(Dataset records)
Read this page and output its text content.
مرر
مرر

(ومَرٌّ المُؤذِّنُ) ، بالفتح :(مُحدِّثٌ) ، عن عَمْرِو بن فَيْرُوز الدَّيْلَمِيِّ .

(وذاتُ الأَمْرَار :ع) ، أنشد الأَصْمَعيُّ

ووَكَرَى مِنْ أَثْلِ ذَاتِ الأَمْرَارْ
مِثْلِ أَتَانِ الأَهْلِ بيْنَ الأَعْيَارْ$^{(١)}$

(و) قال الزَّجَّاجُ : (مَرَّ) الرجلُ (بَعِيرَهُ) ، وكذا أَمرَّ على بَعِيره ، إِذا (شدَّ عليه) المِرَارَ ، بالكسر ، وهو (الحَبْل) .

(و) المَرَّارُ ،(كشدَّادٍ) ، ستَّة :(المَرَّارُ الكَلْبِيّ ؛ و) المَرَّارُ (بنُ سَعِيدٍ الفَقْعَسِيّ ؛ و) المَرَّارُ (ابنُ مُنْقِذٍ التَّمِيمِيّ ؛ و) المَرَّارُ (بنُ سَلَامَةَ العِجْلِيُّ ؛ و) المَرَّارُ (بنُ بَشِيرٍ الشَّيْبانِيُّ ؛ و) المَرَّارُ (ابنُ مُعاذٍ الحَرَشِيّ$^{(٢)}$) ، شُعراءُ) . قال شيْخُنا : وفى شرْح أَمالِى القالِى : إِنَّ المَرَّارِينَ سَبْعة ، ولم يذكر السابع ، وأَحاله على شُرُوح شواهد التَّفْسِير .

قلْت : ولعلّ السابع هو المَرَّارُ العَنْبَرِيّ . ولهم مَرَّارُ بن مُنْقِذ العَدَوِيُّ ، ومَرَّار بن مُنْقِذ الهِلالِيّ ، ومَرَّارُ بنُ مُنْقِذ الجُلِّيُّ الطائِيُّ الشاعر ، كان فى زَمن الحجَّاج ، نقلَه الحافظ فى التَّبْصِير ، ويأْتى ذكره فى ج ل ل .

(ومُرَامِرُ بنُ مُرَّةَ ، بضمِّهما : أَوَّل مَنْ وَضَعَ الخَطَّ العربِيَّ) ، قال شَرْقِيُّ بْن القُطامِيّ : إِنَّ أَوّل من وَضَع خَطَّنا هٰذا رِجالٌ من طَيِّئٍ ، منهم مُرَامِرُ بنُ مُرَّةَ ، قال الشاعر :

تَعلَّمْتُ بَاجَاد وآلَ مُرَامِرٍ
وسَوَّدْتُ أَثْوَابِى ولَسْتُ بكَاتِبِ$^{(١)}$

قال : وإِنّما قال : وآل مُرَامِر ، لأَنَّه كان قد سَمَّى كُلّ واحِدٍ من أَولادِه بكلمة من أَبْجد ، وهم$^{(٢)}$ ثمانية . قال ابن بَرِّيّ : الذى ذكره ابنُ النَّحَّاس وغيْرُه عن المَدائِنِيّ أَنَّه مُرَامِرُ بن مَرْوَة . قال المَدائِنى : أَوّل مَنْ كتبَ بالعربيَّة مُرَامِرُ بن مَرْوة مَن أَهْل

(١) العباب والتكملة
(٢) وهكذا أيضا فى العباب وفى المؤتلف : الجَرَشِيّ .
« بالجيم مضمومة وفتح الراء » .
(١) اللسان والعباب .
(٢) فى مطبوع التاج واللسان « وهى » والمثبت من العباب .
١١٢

### Exercise directions
From the data above, copy each line that holds "السابع".

### Result of this task
(و) المَرَّارُ ،(كشدَّادٍ) ، ستَّة :(المَرَّارُ الكَلْبِيّ ؛ و) المَرَّارُ (بنُ سَعِيدٍ الفَقْعَسِيّ ؛ و) المَرَّارُ (ابنُ مُنْقِذٍ التَّمِيمِيّ ؛ و) المَرَّارُ (بنُ سَلَامَةَ العِجْلِيُّ ؛ و) المَرَّارُ (بنُ بَشِيرٍ الشَّيْبانِيُّ ؛ و) المَرَّارُ (ابنُ مُعاذٍ الحَرَشِيّ$^{(٢)}$) ، شُعراءُ) . قال شيْخُنا : وفى شرْح أَمالِى القالِى : إِنَّ المَرَّارِينَ سَبْعة ، ولم يذكر السابع ، وأَحاله على شُرُوح شواهد التَّفْسِير .
قلْت : ولعلّ السابع هو المَرَّارُ العَنْبَرِيّ . ولهم مَرَّارُ بن مُنْقِذ العَدَوِيُّ ، ومَرَّار بن مُنْقِذ الهِلالِيّ ، ومَرَّارُ بنُ مُنْقِذ الجُلِّيُّ الطائِيُّ الشاعر ، كان فى زَمن الحجَّاج ، نقلَه الحافظ فى التَّبْصِير ، ويأْتى ذكره فى ج ل ل .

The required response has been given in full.